Task requirements:
Skip the pictures. Reproduce all other material exactly.

Listed records:
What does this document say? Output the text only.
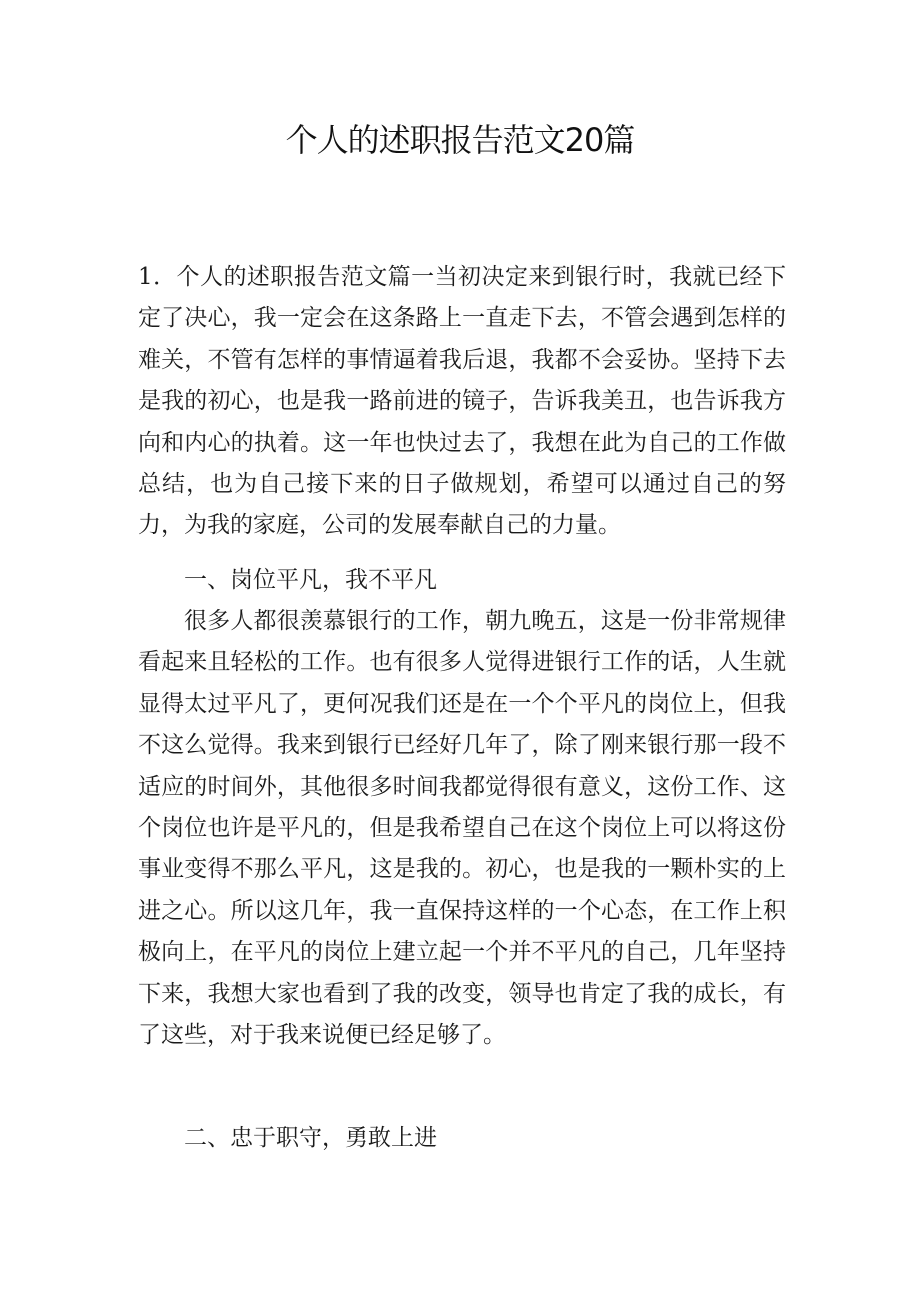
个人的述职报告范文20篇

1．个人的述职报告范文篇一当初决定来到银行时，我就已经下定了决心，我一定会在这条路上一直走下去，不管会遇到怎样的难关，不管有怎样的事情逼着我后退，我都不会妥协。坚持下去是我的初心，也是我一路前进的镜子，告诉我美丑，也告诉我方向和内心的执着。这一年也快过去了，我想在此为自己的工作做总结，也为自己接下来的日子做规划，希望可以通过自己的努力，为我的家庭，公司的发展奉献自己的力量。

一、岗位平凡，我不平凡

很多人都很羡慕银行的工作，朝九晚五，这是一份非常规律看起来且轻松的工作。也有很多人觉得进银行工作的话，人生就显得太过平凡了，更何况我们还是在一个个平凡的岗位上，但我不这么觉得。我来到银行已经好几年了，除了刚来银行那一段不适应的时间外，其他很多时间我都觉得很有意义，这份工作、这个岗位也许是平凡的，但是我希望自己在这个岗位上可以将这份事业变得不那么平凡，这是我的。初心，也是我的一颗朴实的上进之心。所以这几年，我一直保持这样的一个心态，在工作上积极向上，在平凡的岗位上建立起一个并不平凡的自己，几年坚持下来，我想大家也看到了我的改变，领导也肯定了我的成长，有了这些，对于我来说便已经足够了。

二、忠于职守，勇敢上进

Expected output:
What does this document say? Output the text only.
个人的述职报告范文20篇

1．个人的述职报告范文篇一当初决定来到银行时，我就已经下定了决心，我一定会在这条路上一直走下去，不管会遇到怎样的难关，不管有怎样的事情逼着我后退，我都不会妥协。坚持下去是我的初心，也是我一路前进的镜子，告诉我美丑，也告诉我方向和内心的执着。这一年也快过去了，我想在此为自己的工作做总结，也为自己接下来的日子做规划，希望可以通过自己的努力，为我的家庭，公司的发展奉献自己的力量。

一、岗位平凡，我不平凡

很多人都很羡慕银行的工作，朝九晚五，这是一份非常规律看起来且轻松的工作。也有很多人觉得进银行工作的话，人生就显得太过平凡了，更何况我们还是在一个个平凡的岗位上，但我不这么觉得。我来到银行已经好几年了，除了刚来银行那一段不适应的时间外，其他很多时间我都觉得很有意义，这份工作、这个岗位也许是平凡的，但是我希望自己在这个岗位上可以将这份事业变得不那么平凡，这是我的。初心，也是我的一颗朴实的上进之心。所以这几年，我一直保持这样的一个心态，在工作上积极向上，在平凡的岗位上建立起一个并不平凡的自己，几年坚持下来，我想大家也看到了我的改变，领导也肯定了我的成长，有了这些，对于我来说便已经足够了。

二、忠于职守，勇敢上进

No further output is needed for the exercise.